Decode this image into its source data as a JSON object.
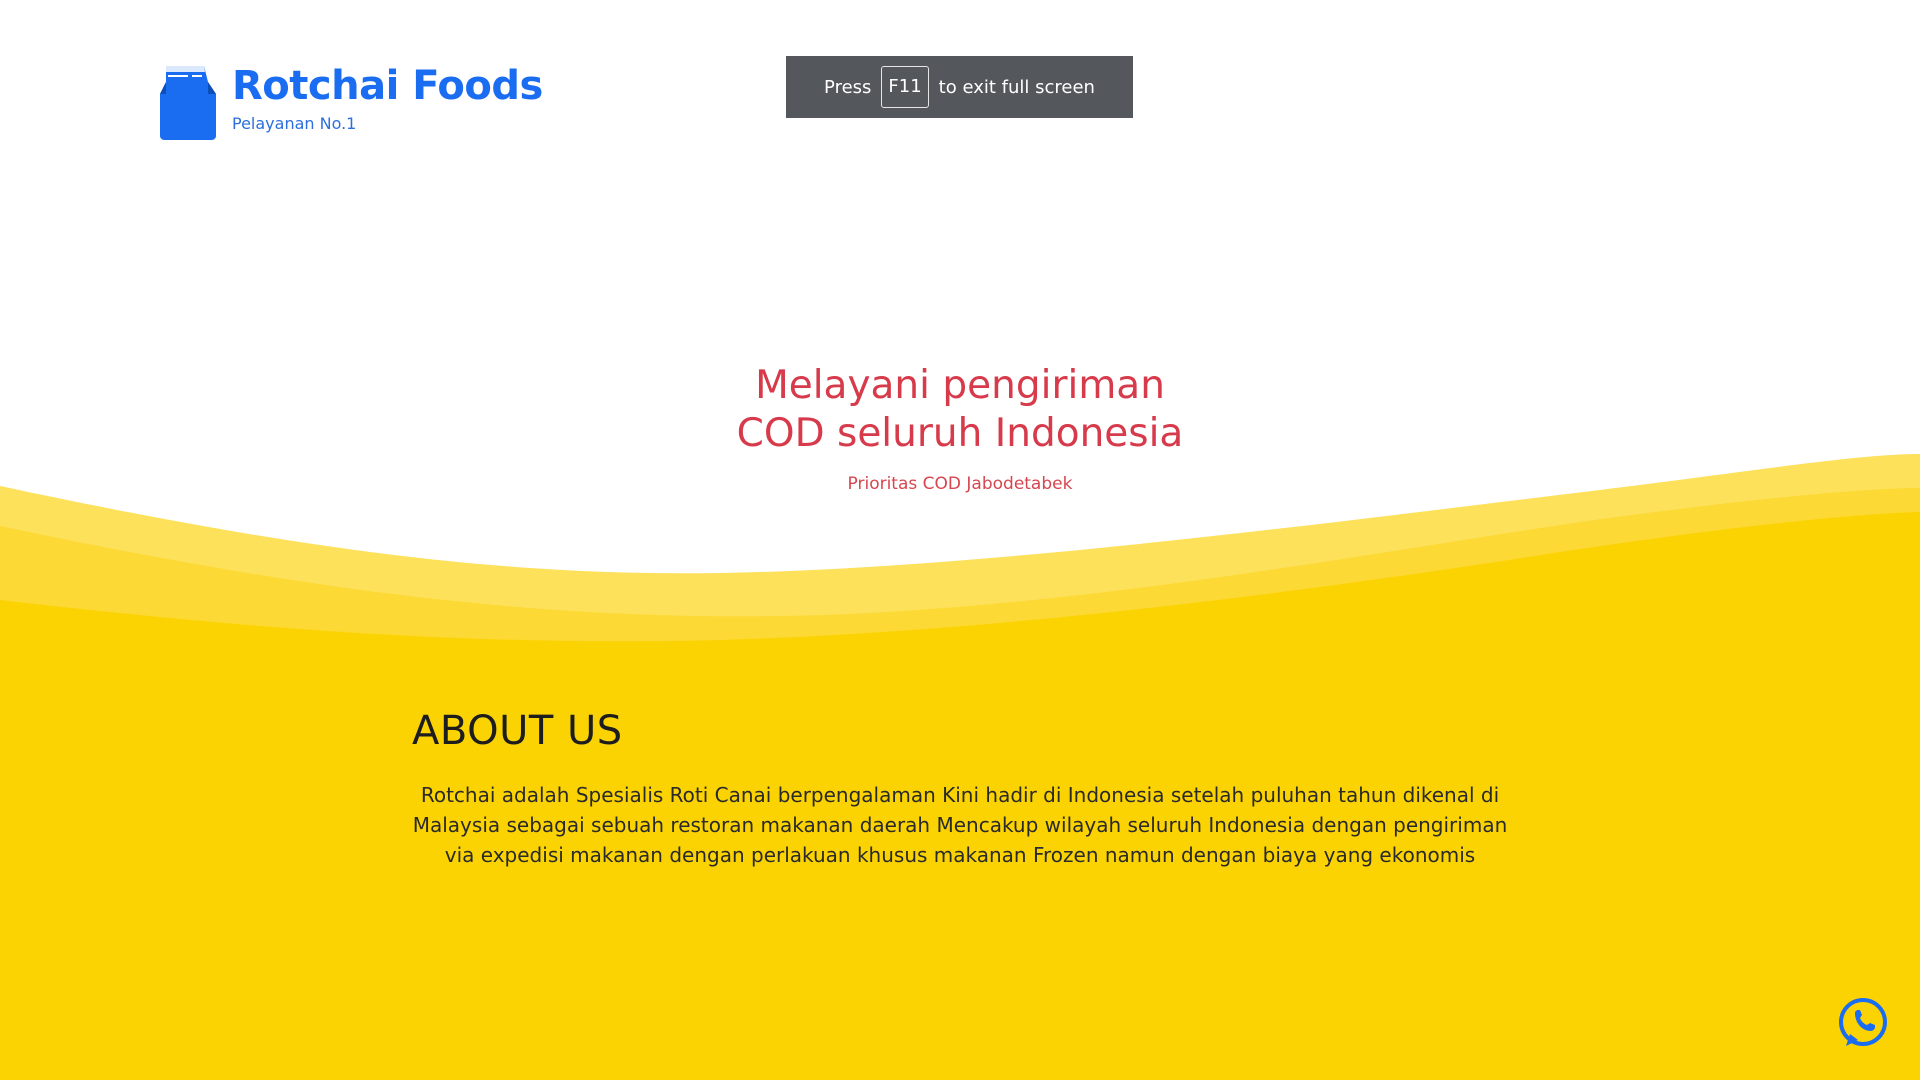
{
  "brand": {
    "title": "Rotchai Foods",
    "subtitle": "Pelayanan No.1",
    "icon": "food-bag-icon",
    "color": "#1a6cf0"
  },
  "fullscreen_toast": {
    "prefix": "Press",
    "key": "F11",
    "suffix": "to exit full screen"
  },
  "hero": {
    "title_line1": "Melayani pengiriman",
    "title_line2": "COD seluruh Indonesia",
    "subtitle": "Prioritas COD Jabodetabek",
    "color": "#d73a4a"
  },
  "about": {
    "title": "ABOUT US",
    "body": "Rotchai adalah Spesialis Roti Canai berpengalaman Kini hadir di Indonesia setelah puluhan tahun dikenal di Malaysia sebagai sebuah restoran makanan daerah Mencakup wilayah seluruh Indonesia dengan pengiriman via expedisi makanan dengan perlakuan khusus makanan Frozen namun dengan biaya yang ekonomis",
    "background_color": "#fcd302"
  },
  "whatsapp": {
    "icon": "whatsapp-icon",
    "color": "#1a6cf0"
  }
}
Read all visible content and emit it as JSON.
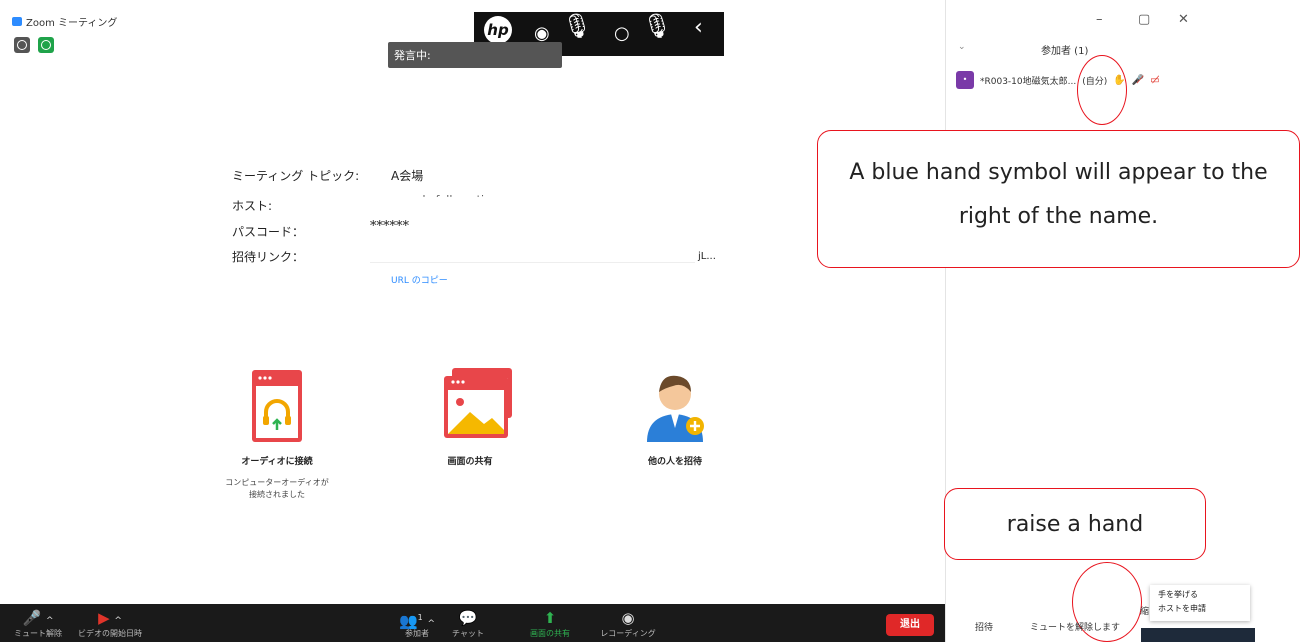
{
  "window": {
    "title": "Zoom ミーティング",
    "minimize": "–",
    "maximize": "▢",
    "close": "✕"
  },
  "overlay": {
    "hp_logo": "hp",
    "speaking_label": "発言中:"
  },
  "meeting_info": {
    "topic_label": "ミーティング トピック:",
    "topic_value": "A会場",
    "host_label": "ホスト:",
    "host_value": "agenda fallmeeting",
    "passcode_label": "パスコード：",
    "passcode_value": "******",
    "invite_label": "招待リンク：",
    "invite_value": "jL...",
    "copy_url": "URL のコピー"
  },
  "actions": [
    {
      "label": "オーディオに接続",
      "sub": "コンピューターオーディオが接続されました"
    },
    {
      "label": "画面の共有"
    },
    {
      "label": "他の人を招待"
    }
  ],
  "participants_panel": {
    "title": "参加者 (1)",
    "participant": {
      "avatar": "•",
      "name": "*R003-10地磁気太郎...",
      "self_tag": "(自分)"
    },
    "invite_button": "招待",
    "unmute_button": "ミュートを解除します",
    "popup_items": [
      "手を挙げる",
      "ホストを申請"
    ],
    "partial_label": "縮"
  },
  "callouts": {
    "hand_note": "A blue hand symbol will appear to the right of the name.",
    "raise_note": "raise a hand"
  },
  "toolbar": {
    "unmute": "ミュート解除",
    "video": "ビデオの開始日時",
    "participants": "参加者",
    "participant_count": "1",
    "chat": "チャット",
    "share": "画面の共有",
    "record": "レコーディング",
    "leave": "退出"
  },
  "colors": {
    "accent_blue": "#2d8cff",
    "callout_red": "#e8141e",
    "leave_red": "#e02828",
    "share_green": "#2fb351"
  }
}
◇ ◇ ◇ ◇ ◇ ◇ ◇
§ GOAL OF THE EXERCISE
Without including any pictures, print each record exactly.

§ COMPLETED TASK
Decode this image into its source data as a JSON object.
{
  "brand": {
    "title": "Rotchai Foods",
    "subtitle": "Pelayanan No.1",
    "icon": "food-bag-icon",
    "color": "#1a6cf0"
  },
  "fullscreen_toast": {
    "prefix": "Press",
    "key": "F11",
    "suffix": "to exit full screen"
  },
  "hero": {
    "title_line1": "Melayani pengiriman",
    "title_line2": "COD seluruh Indonesia",
    "subtitle": "Prioritas COD Jabodetabek",
    "color": "#d73a4a"
  },
  "about": {
    "title": "ABOUT US",
    "body": "Rotchai adalah Spesialis Roti Canai berpengalaman Kini hadir di Indonesia setelah puluhan tahun dikenal di Malaysia sebagai sebuah restoran makanan daerah Mencakup wilayah seluruh Indonesia dengan pengiriman via expedisi makanan dengan perlakuan khusus makanan Frozen namun dengan biaya yang ekonomis",
    "background_color": "#fcd302"
  },
  "whatsapp": {
    "icon": "whatsapp-icon",
    "color": "#1a6cf0"
  }
}
Read all visible content and emit it as JSON.
{
  "window": {
    "title": "Zoom ミーティング",
    "minimize": "–",
    "maximize": "▢",
    "close": "✕"
  },
  "overlay": {
    "hp_logo": "hp",
    "speaking_label": "発言中:"
  },
  "meeting_info": {
    "topic_label": "ミーティング トピック:",
    "topic_value": "A会場",
    "host_label": "ホスト:",
    "host_value": "agenda fallmeeting",
    "passcode_label": "パスコード：",
    "passcode_value": "******",
    "invite_label": "招待リンク：",
    "invite_value": "jL...",
    "copy_url": "URL のコピー"
  },
  "actions": [
    {
      "label": "オーディオに接続",
      "sub": "コンピューターオーディオが接続されました"
    },
    {
      "label": "画面の共有"
    },
    {
      "label": "他の人を招待"
    }
  ],
  "participants_panel": {
    "title": "参加者 (1)",
    "participant": {
      "avatar": "•",
      "name": "*R003-10地磁気太郎...",
      "self_tag": "(自分)"
    },
    "invite_button": "招待",
    "unmute_button": "ミュートを解除します",
    "popup_items": [
      "手を挙げる",
      "ホストを申請"
    ],
    "partial_label": "縮"
  },
  "callouts": {
    "hand_note": "A blue hand symbol will appear to the right of the name.",
    "raise_note": "raise a hand"
  },
  "toolbar": {
    "unmute": "ミュート解除",
    "video": "ビデオの開始日時",
    "participants": "参加者",
    "participant_count": "1",
    "chat": "チャット",
    "share": "画面の共有",
    "record": "レコーディング",
    "leave": "退出"
  },
  "colors": {
    "accent_blue": "#2d8cff",
    "callout_red": "#e8141e",
    "leave_red": "#e02828",
    "share_green": "#2fb351"
  }
}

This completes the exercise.